Extracted records
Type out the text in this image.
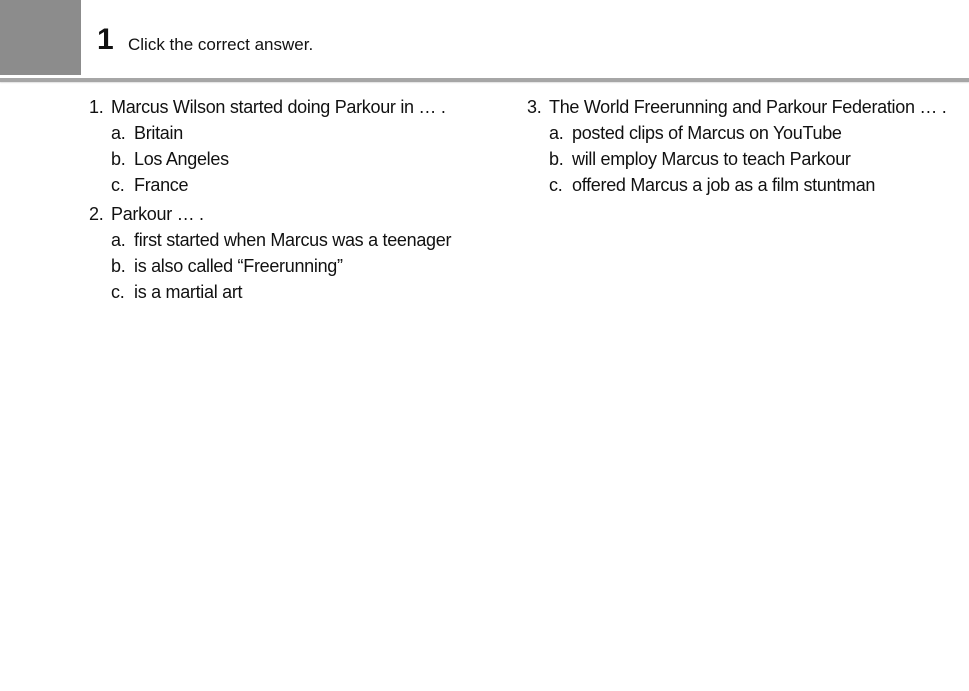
1 Click the correct answer.
1. Marcus Wilson started doing Parkour in … .
a. Britain
b. Los Angeles
c. France
2. Parkour … .
a. first started when Marcus was a teenager
b. is also called “Freerunning”
c. is a martial art
3. The World Freerunning and Parkour Federation … .
a. posted clips of Marcus on YouTube
b. will employ Marcus to teach Parkour
c. offered Marcus a job as a film stuntman
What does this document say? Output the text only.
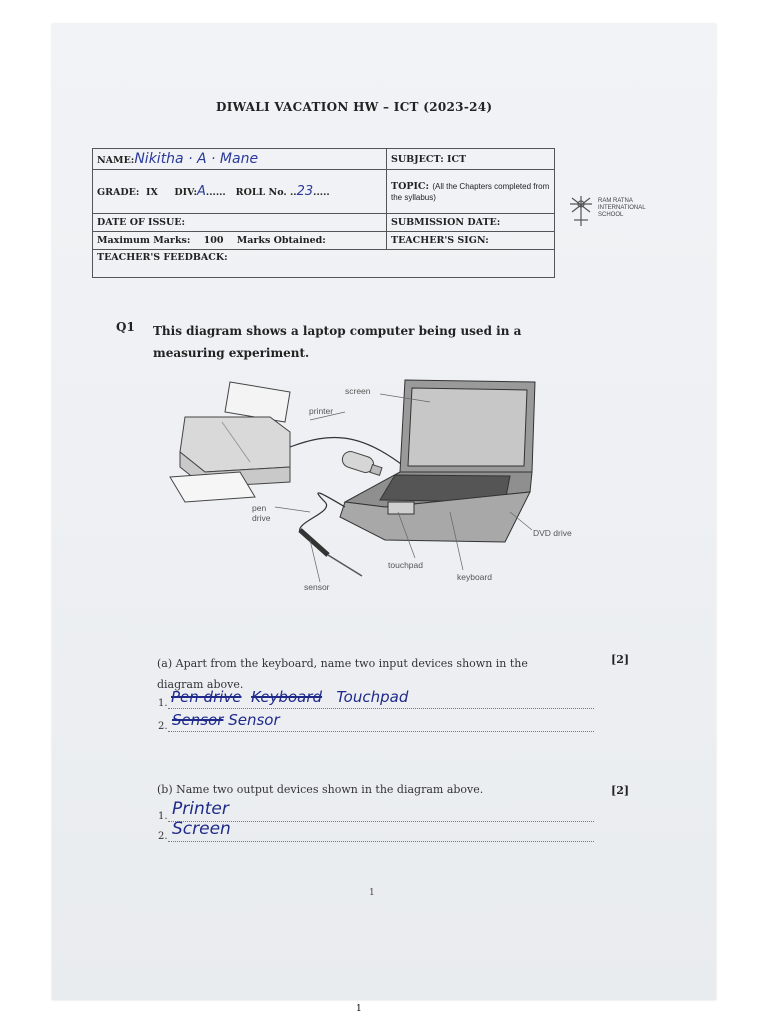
DIWALI VACATION HW – ICT (2023-24)
NAME:Nikitha · A · Mane	SUBJECT: ICT
GRADE: IX DIV:A......   ROLL No. ..23.....	TOPIC: (All the Chapters completed from the syllabus)
DATE OF ISSUE:	SUBMISSION DATE:
Maximum Marks: 100 Marks Obtained:	TEACHER'S SIGN:
TEACHER'S FEEDBACK:	
RAM RATNA
INTERNATIONAL
SCHOOL
Q1 This diagram shows a laptop computer being used in a measuring experiment.
screen
printer
pen drive
DVD drive
touchpad
keyboard
sensor
(a) Apart from the keyboard, name two input devices shown in the diagram above.
[2]
1. Pen drive Keyboard Touchpad
2. Sensor Sensor
(b) Name two output devices shown in the diagram above.	[2]
1. Printer
2. Screen
1
1
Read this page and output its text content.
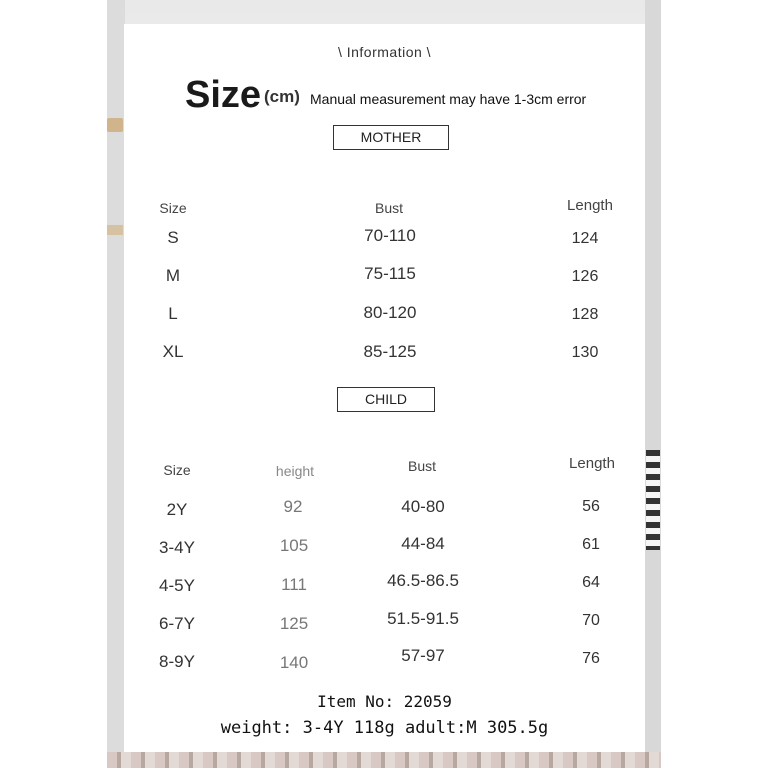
\ Information \
Size (cm) Manual measurement may have 1-3cm error
MOTHER
Size	Bust	Length
S	70-110	124
M	75-115	126
L	80-120	128
XL	85-125	130
CHILD
Size	height	Bust	Length
2Y	92	40-80	56
3-4Y	105	44-84	61
4-5Y	111	46.5-86.5	64
6-7Y	125	51.5-91.5	70
8-9Y	140	57-97	76
Item No: 22059
weight: 3-4Y 118g adult:M 305.5g
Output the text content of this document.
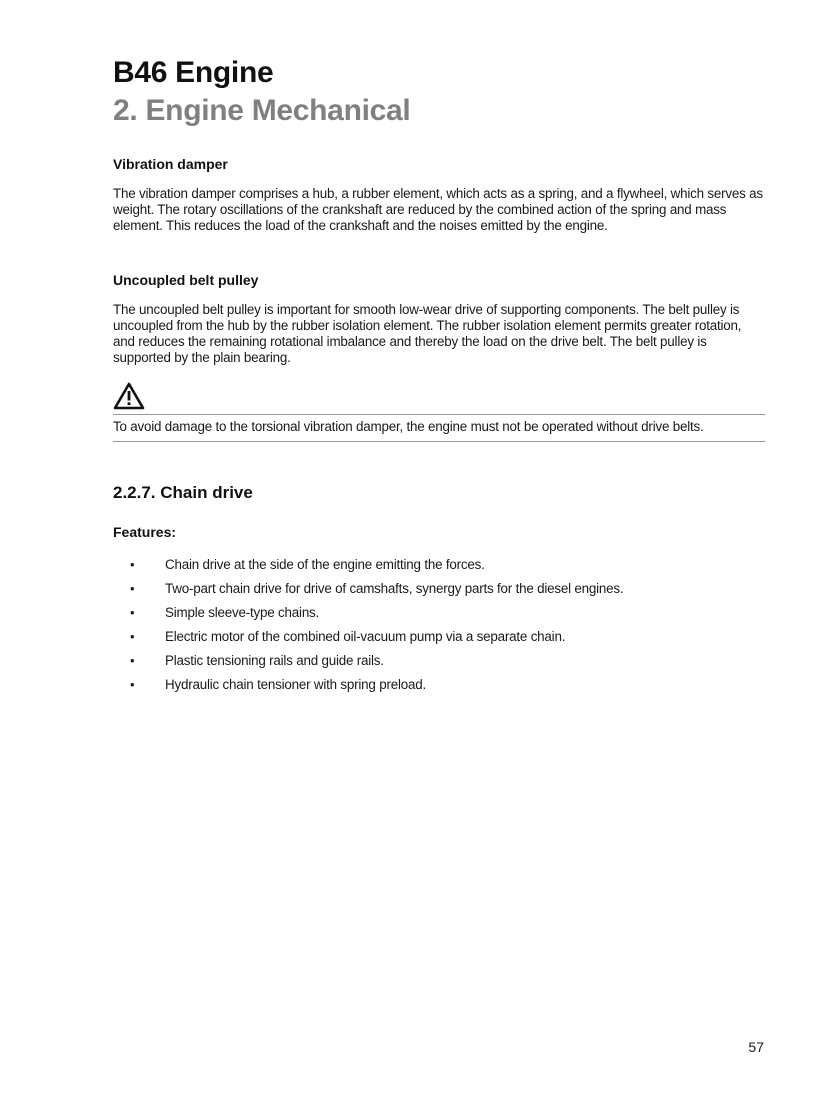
B46 Engine
2. Engine Mechanical
Vibration damper

The vibration damper comprises a hub, a rubber element, which acts as a spring, and a flywheel, which serves as weight. The rotary oscillations of the crankshaft are reduced by the combined action of the spring and mass element. This reduces the load of the crankshaft and the noises emitted by the engine.

Uncoupled belt pulley

The uncoupled belt pulley is important for smooth low-wear drive of supporting components. The belt pulley is uncoupled from the hub by the rubber isolation element. The rubber isolation element permits greater rotation, and reduces the remaining rotational imbalance and thereby the load on the drive belt. The belt pulley is supported by the plain bearing.

To avoid damage to the torsional vibration damper, the engine must not be operated without drive belts.

2.2.7. Chain drive

Features:

• Chain drive at the side of the engine emitting the forces.
• Two-part chain drive for drive of camshafts, synergy parts for the diesel engines.
• Simple sleeve-type chains.
• Electric motor of the combined oil-vacuum pump via a separate chain.
• Plastic tensioning rails and guide rails.
• Hydraulic chain tensioner with spring preload.
57
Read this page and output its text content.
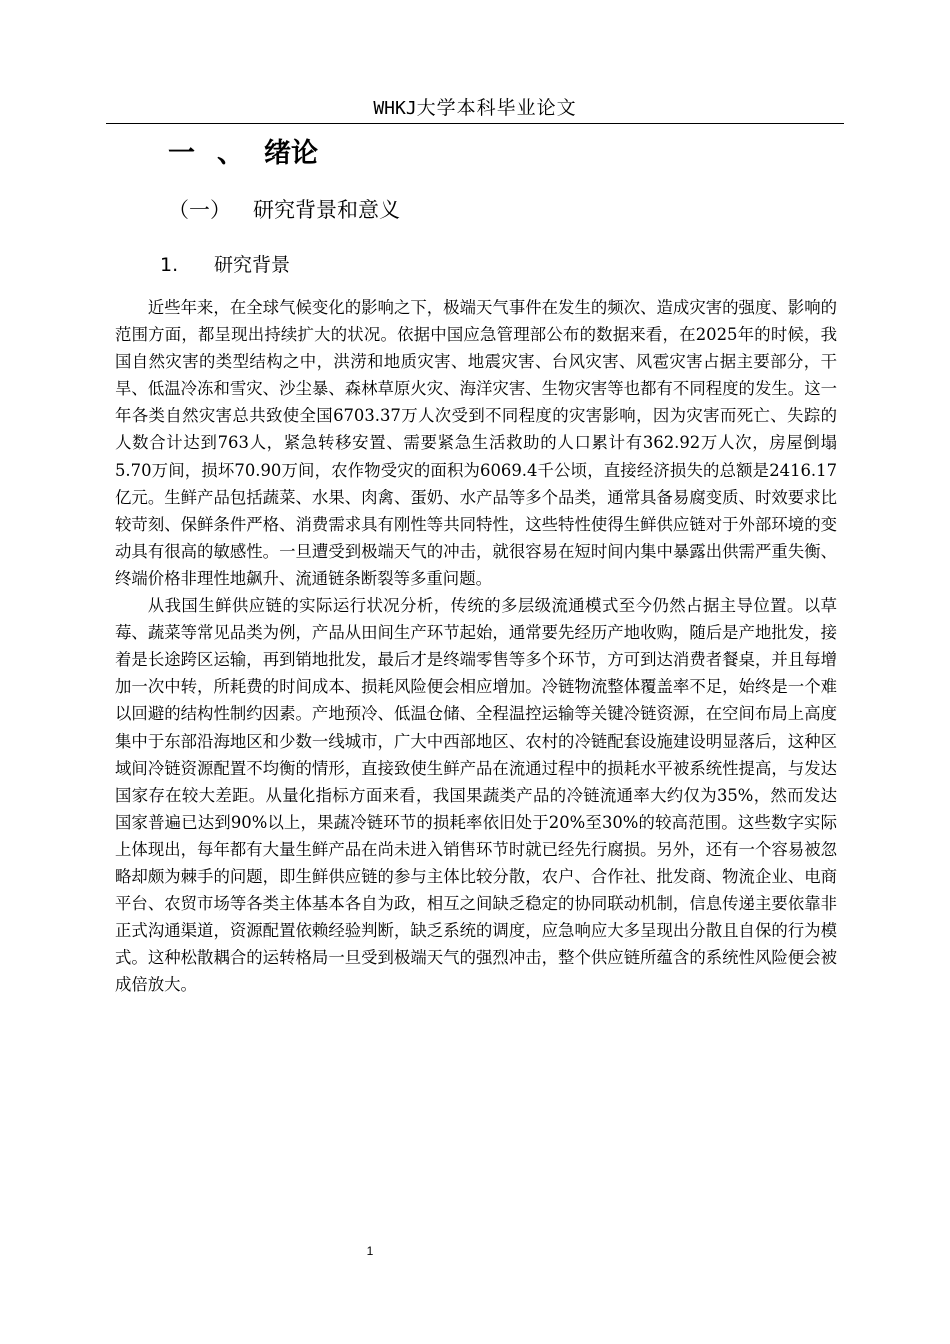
WHKJ大学本科毕业论文
一 、 绪论
（一） 研究背景和意义
1. 研究背景

近些年来，在全球气候变化的影响之下，极端天气事件在发生的频次、造成灾害的强度、影响的范围方面，都呈现出持续扩大的状况。依据中国应急管理部公布的数据来看，在2025年的时候，我国自然灾害的类型结构之中，洪涝和地质灾害、地震灾害、台风灾害、风雹灾害占据主要部分，干旱、低温冷冻和雪灾、沙尘暴、森林草原火灾、海洋灾害、生物灾害等也都有不同程度的发生。这一年各类自然灾害总共致使全国6703.37万人次受到不同程度的灾害影响，因为灾害而死亡、失踪的人数合计达到763人，紧急转移安置、需要紧急生活救助的人口累计有362.92万人次，房屋倒塌5.70万间，损坏70.90万间，农作物受灾的面积为6069.4千公顷，直接经济损失的总额是2416.17亿元。生鲜产品包括蔬菜、水果、肉禽、蛋奶、水产品等多个品类，通常具备易腐变质、时效要求比较苛刻、保鲜条件严格、消费需求具有刚性等共同特性，这些特性使得生鲜供应链对于外部环境的变动具有很高的敏感性。一旦遭受到极端天气的冲击，就很容易在短时间内集中暴露出供需严重失衡、终端价格非理性地飙升、流通链条断裂等多重问题。

从我国生鲜供应链的实际运行状况分析，传统的多层级流通模式至今仍然占据主导位置。以草莓、蔬菜等常见品类为例，产品从田间生产环节起始，通常要先经历产地收购，随后是产地批发，接着是长途跨区运输，再到销地批发，最后才是终端零售等多个环节，方可到达消费者餐桌，并且每增加一次中转，所耗费的时间成本、损耗风险便会相应增加。冷链物流整体覆盖率不足，始终是一个难以回避的结构性制约因素。产地预冷、低温仓储、全程温控运输等关键冷链资源，在空间布局上高度集中于东部沿海地区和少数一线城市，广大中西部地区、农村的冷链配套设施建设明显落后，这种区域间冷链资源配置不均衡的情形，直接致使生鲜产品在流通过程中的损耗水平被系统性提高，与发达国家存在较大差距。从量化指标方面来看，我国果蔬类产品的冷链流通率大约仅为35%，然而发达国家普遍已达到90%以上，果蔬冷链环节的损耗率依旧处于20%至30%的较高范围。这些数字实际上体现出，每年都有大量生鲜产品在尚未进入销售环节时就已经先行腐损。另外，还有一个容易被忽略却颇为棘手的问题，即生鲜供应链的参与主体比较分散，农户、合作社、批发商、物流企业、电商平台、农贸市场等各类主体基本各自为政，相互之间缺乏稳定的协同联动机制，信息传递主要依靠非正式沟通渠道，资源配置依赖经验判断，缺乏系统的调度，应急响应大多呈现出分散且自保的行为模式。这种松散耦合的运转格局一旦受到极端天气的强烈冲击，整个供应链所蕴含的系统性风险便会被成倍放大。

1
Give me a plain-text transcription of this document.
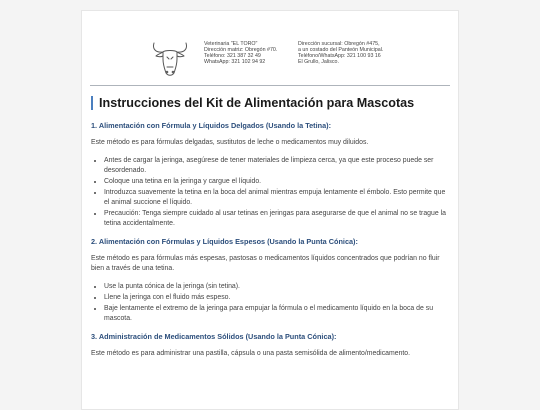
Veterinaria "EL TORO"
Dirección matriz: Obregón #70.
Teléfono: 321 387 32 49
WhatsApp: 321 102 94 92
Dirección sucursal: Obregón #475,
a un costado del Panteón Municipal.
Teléfono/WhatsApp: 321 100 93 16
El Grullo, Jalisco.
Instrucciones del Kit de Alimentación para Mascotas
1. Alimentación con Fórmula y Líquidos Delgados (Usando la Tetina):

Este método es para fórmulas delgadas, sustitutos de leche o medicamentos muy diluidos.

• Antes de cargar la jeringa, asegúrese de tener materiales de limpieza cerca, ya que este proceso puede ser desordenado.
• Coloque una tetina en la jeringa y cargue el líquido.
• Introduzca suavemente la tetina en la boca del animal mientras empuja lentamente el émbolo. Esto permite que el animal succione el líquido.
• Precaución: Tenga siempre cuidado al usar tetinas en jeringas para asegurarse de que el animal no se trague la tetina accidentalmente.
2. Alimentación con Fórmulas y Líquidos Espesos (Usando la Punta Cónica):

Este método es para fórmulas más espesas, pastosas o medicamentos líquidos concentrados que podrían no fluir bien a través de una tetina.

• Use la punta cónica de la jeringa (sin tetina).
• Llene la jeringa con el fluido más espeso.
• Baje lentamente el extremo de la jeringa para empujar la fórmula o el medicamento líquido en la boca de su mascota.
3. Administración de Medicamentos Sólidos (Usando la Punta Cónica):

Este método es para administrar una pastilla, cápsula o una pasta semisólida de alimento/medicamento.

_TASK DESCRIPTION_
Without including any pictures, please restate all the records exactly.

_ANSWER TO THIS TASK_
Type out the text in this image.
1 Click the correct answer.
1. Marcus Wilson started doing Parkour in … .
a. Britain
b. Los Angeles
c. France
2. Parkour … .
a. first started when Marcus was a teenager
b. is also called “Freerunning”
c. is a martial art
3. The World Freerunning and Parkour Federation … .
a. posted clips of Marcus on YouTube
b. will employ Marcus to teach Parkour
c. offered Marcus a job as a film stuntman
What does this document say? Output the text only.
DIWALI VACATION HW – ICT (2023-24)
NAME:Nikitha · A · Mane	SUBJECT: ICT
GRADE: IX DIV:A......   ROLL No. ..23.....	TOPIC: (All the Chapters completed from the syllabus)
DATE OF ISSUE:	SUBMISSION DATE:
Maximum Marks: 100 Marks Obtained:	TEACHER'S SIGN:
TEACHER'S FEEDBACK:	
RAM RATNA
INTERNATIONAL
SCHOOL
Q1 This diagram shows a laptop computer being used in a measuring experiment.
screen
printer
pen drive
DVD drive
touchpad
keyboard
sensor
(a) Apart from the keyboard, name two input devices shown in the diagram above.
[2]
1. Pen drive Keyboard Touchpad
2. Sensor Sensor
(b) Name two output devices shown in the diagram above.	[2]
1. Printer
2. Screen
1
1
Read this page and output its text content.
\ Information \
Size (cm) Manual measurement may have 1-3cm error
MOTHER
Size	Bust	Length
S	70-110	124
M	75-115	126
L	80-120	128
XL	85-125	130
CHILD
Size	height	Bust	Length
2Y	92	40-80	56
3-4Y	105	44-84	61
4-5Y	111	46.5-86.5	64
6-7Y	125	51.5-91.5	70
8-9Y	140	57-97	76
Item No: 22059
weight: 3-4Y 118g adult:M 305.5g
Output the text content of this document.
B46 Engine
2. Engine Mechanical
Vibration damper

The vibration damper comprises a hub, a rubber element, which acts as a spring, and a flywheel, which serves as weight. The rotary oscillations of the crankshaft are reduced by the combined action of the spring and mass element. This reduces the load of the crankshaft and the noises emitted by the engine.

Uncoupled belt pulley

The uncoupled belt pulley is important for smooth low-wear drive of supporting components. The belt pulley is uncoupled from the hub by the rubber isolation element. The rubber isolation element permits greater rotation, and reduces the remaining rotational imbalance and thereby the load on the drive belt. The belt pulley is supported by the plain bearing.

To avoid damage to the torsional vibration damper, the engine must not be operated without drive belts.

2.2.7. Chain drive

Features:

• Chain drive at the side of the engine emitting the forces.
• Two-part chain drive for drive of camshafts, synergy parts for the diesel engines.
• Simple sleeve-type chains.
• Electric motor of the combined oil-vacuum pump via a separate chain.
• Plastic tensioning rails and guide rails.
• Hydraulic chain tensioner with spring preload.
57
Read this page and output its text content.
WHKJ大学本科毕业论文
一 、 绪论
（一） 研究背景和意义
1. 研究背景

近些年来，在全球气候变化的影响之下，极端天气事件在发生的频次、造成灾害的强度、影响的范围方面，都呈现出持续扩大的状况。依据中国应急管理部公布的数据来看，在2025年的时候，我国自然灾害的类型结构之中，洪涝和地质灾害、地震灾害、台风灾害、风雹灾害占据主要部分，干旱、低温冷冻和雪灾、沙尘暴、森林草原火灾、海洋灾害、生物灾害等也都有不同程度的发生。这一年各类自然灾害总共致使全国6703.37万人次受到不同程度的灾害影响，因为灾害而死亡、失踪的人数合计达到763人，紧急转移安置、需要紧急生活救助的人口累计有362.92万人次，房屋倒塌5.70万间，损坏70.90万间，农作物受灾的面积为6069.4千公顷，直接经济损失的总额是2416.17亿元。生鲜产品包括蔬菜、水果、肉禽、蛋奶、水产品等多个品类，通常具备易腐变质、时效要求比较苛刻、保鲜条件严格、消费需求具有刚性等共同特性，这些特性使得生鲜供应链对于外部环境的变动具有很高的敏感性。一旦遭受到极端天气的冲击，就很容易在短时间内集中暴露出供需严重失衡、终端价格非理性地飙升、流通链条断裂等多重问题。

从我国生鲜供应链的实际运行状况分析，传统的多层级流通模式至今仍然占据主导位置。以草莓、蔬菜等常见品类为例，产品从田间生产环节起始，通常要先经历产地收购，随后是产地批发，接着是长途跨区运输，再到销地批发，最后才是终端零售等多个环节，方可到达消费者餐桌，并且每增加一次中转，所耗费的时间成本、损耗风险便会相应增加。冷链物流整体覆盖率不足，始终是一个难以回避的结构性制约因素。产地预冷、低温仓储、全程温控运输等关键冷链资源，在空间布局上高度集中于东部沿海地区和少数一线城市，广大中西部地区、农村的冷链配套设施建设明显落后，这种区域间冷链资源配置不均衡的情形，直接致使生鲜产品在流通过程中的损耗水平被系统性提高，与发达国家存在较大差距。从量化指标方面来看，我国果蔬类产品的冷链流通率大约仅为35%，然而发达国家普遍已达到90%以上，果蔬冷链环节的损耗率依旧处于20%至30%的较高范围。这些数字实际上体现出，每年都有大量生鲜产品在尚未进入销售环节时就已经先行腐损。另外，还有一个容易被忽略却颇为棘手的问题，即生鲜供应链的参与主体比较分散，农户、合作社、批发商、物流企业、电商平台、农贸市场等各类主体基本各自为政，相互之间缺乏稳定的协同联动机制，信息传递主要依靠非正式沟通渠道，资源配置依赖经验判断，缺乏系统的调度，应急响应大多呈现出分散且自保的行为模式。这种松散耦合的运转格局一旦受到极端天气的强烈冲击，整个供应链所蕴含的系统性风险便会被成倍放大。

1
Give me a plain-text transcription of this document.
Veterinaria "EL TORO"
Dirección matriz: Obregón #70.
Teléfono: 321 387 32 49
WhatsApp: 321 102 94 92
Dirección sucursal: Obregón #475,
a un costado del Panteón Municipal.
Teléfono/WhatsApp: 321 100 93 16
El Grullo, Jalisco.
Instrucciones del Kit de Alimentación para Mascotas
1. Alimentación con Fórmula y Líquidos Delgados (Usando la Tetina):

Este método es para fórmulas delgadas, sustitutos de leche o medicamentos muy diluidos.

• Antes de cargar la jeringa, asegúrese de tener materiales de limpieza cerca, ya que este proceso puede ser desordenado.
• Coloque una tetina en la jeringa y cargue el líquido.
• Introduzca suavemente la tetina en la boca del animal mientras empuja lentamente el émbolo. Esto permite que el animal succione el líquido.
• Precaución: Tenga siempre cuidado al usar tetinas en jeringas para asegurarse de que el animal no se trague la tetina accidentalmente.
2. Alimentación con Fórmulas y Líquidos Espesos (Usando la Punta Cónica):

Este método es para fórmulas más espesas, pastosas o medicamentos líquidos concentrados que podrían no fluir bien a través de una tetina.

• Use la punta cónica de la jeringa (sin tetina).
• Llene la jeringa con el fluido más espeso.
• Baje lentamente el extremo de la jeringa para empujar la fórmula o el medicamento líquido en la boca de su mascota.
3. Administración de Medicamentos Sólidos (Usando la Punta Cónica):

Este método es para administrar una pastilla, cápsula o una pasta semisólida de alimento/medicamento.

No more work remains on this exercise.